═════ THE INPUT ═════

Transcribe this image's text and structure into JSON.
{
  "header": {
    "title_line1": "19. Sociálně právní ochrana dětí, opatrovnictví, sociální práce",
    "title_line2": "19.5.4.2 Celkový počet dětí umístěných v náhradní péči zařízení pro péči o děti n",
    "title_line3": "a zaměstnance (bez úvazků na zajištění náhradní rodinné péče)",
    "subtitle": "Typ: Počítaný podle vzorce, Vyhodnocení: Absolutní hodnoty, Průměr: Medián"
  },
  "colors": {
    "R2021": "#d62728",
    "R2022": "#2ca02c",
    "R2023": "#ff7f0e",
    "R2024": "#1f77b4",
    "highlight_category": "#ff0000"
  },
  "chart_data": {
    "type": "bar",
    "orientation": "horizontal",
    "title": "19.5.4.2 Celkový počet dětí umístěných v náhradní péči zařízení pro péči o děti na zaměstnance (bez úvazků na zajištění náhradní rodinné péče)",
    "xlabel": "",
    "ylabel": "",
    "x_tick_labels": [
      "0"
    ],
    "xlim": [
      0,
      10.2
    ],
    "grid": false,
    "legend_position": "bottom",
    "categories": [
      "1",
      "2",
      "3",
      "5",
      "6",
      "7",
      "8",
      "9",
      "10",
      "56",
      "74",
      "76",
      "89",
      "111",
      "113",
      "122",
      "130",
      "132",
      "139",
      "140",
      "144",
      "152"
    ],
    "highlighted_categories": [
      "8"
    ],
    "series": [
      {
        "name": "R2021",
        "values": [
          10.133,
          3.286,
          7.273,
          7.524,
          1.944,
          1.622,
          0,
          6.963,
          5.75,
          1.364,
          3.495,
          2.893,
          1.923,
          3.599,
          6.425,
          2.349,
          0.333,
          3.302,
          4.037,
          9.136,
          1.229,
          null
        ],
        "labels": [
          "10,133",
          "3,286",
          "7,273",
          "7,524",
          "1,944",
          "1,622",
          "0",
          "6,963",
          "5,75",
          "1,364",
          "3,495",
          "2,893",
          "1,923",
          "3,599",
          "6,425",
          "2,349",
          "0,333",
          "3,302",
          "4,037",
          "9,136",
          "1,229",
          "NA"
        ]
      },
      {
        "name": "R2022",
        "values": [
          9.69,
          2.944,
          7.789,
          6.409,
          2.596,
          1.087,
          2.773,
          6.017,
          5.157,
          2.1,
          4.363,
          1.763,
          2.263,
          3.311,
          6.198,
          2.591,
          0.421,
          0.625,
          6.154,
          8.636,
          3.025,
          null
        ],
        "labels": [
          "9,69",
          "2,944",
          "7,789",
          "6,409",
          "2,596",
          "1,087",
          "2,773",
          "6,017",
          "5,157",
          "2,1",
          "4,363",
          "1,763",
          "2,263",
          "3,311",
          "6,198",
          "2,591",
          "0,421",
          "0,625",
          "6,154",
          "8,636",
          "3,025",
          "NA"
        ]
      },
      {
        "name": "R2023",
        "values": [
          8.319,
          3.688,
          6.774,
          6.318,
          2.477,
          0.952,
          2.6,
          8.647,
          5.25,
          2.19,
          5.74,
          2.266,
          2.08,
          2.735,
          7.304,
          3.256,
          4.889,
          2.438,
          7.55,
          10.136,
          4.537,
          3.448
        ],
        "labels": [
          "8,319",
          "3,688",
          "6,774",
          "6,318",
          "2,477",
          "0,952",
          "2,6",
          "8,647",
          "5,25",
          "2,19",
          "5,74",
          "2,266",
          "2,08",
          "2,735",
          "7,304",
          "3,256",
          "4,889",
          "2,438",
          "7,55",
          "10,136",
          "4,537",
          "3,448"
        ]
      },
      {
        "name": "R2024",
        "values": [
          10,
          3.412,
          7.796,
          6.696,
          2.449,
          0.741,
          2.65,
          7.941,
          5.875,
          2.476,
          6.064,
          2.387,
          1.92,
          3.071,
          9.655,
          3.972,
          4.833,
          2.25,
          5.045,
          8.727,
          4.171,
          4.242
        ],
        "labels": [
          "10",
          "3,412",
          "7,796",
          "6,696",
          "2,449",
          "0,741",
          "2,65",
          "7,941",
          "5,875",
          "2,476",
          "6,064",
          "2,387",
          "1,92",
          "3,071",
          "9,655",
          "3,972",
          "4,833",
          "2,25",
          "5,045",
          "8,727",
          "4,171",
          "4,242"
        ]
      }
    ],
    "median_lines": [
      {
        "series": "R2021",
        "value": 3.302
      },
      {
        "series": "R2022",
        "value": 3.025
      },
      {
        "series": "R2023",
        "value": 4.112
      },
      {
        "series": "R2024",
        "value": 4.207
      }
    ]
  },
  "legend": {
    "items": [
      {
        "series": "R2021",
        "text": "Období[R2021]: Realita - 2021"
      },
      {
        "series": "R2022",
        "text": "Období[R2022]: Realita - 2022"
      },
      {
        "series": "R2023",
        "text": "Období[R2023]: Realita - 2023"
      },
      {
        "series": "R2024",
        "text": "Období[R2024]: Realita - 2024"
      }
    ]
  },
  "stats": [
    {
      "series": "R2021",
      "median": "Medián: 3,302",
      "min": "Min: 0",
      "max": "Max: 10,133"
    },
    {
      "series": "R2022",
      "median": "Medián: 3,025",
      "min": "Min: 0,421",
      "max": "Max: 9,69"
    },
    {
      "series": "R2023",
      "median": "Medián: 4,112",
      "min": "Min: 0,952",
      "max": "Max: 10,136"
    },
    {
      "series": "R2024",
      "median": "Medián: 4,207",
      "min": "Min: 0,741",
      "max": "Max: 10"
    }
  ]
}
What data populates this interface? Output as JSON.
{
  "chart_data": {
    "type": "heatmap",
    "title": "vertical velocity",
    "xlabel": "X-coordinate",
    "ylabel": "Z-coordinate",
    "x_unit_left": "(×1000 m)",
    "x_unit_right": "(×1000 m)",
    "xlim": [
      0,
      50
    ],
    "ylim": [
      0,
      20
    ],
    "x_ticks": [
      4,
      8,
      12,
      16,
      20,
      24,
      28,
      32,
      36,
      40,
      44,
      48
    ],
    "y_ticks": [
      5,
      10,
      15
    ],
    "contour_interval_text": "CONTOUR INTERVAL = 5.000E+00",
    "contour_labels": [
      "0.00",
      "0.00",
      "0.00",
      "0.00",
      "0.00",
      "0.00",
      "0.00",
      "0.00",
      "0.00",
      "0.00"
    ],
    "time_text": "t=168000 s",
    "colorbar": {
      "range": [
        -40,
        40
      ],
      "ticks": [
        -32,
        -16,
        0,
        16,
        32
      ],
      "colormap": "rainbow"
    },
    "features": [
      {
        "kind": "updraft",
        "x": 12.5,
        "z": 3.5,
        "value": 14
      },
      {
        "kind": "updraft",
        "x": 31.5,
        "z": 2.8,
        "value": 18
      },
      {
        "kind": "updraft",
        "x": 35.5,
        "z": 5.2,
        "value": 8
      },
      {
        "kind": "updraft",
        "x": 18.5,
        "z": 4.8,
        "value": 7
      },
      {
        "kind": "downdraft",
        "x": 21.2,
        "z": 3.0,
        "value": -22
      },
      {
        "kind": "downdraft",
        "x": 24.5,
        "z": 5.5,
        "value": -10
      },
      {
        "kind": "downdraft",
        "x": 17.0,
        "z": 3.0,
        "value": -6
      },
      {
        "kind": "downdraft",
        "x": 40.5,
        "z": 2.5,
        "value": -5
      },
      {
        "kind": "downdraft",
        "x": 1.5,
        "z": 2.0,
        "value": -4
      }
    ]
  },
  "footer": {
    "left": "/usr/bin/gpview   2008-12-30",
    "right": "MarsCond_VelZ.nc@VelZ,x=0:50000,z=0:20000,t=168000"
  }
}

═════

GIVEN REQUEST: Search the data above for lines holding "zaměstnance" and copy each of them.

CORRECT RESPONSE:
    "title_line3": "a zaměstnance (bez úvazků na zajištění náhradní rodinné péče)",
    "title": "19.5.4.2 Celkový počet dětí umístěných v náhradní péči zařízení pro péči o děti na zaměstnance (bez úvazků na zajištění náhradní rodinné péče)",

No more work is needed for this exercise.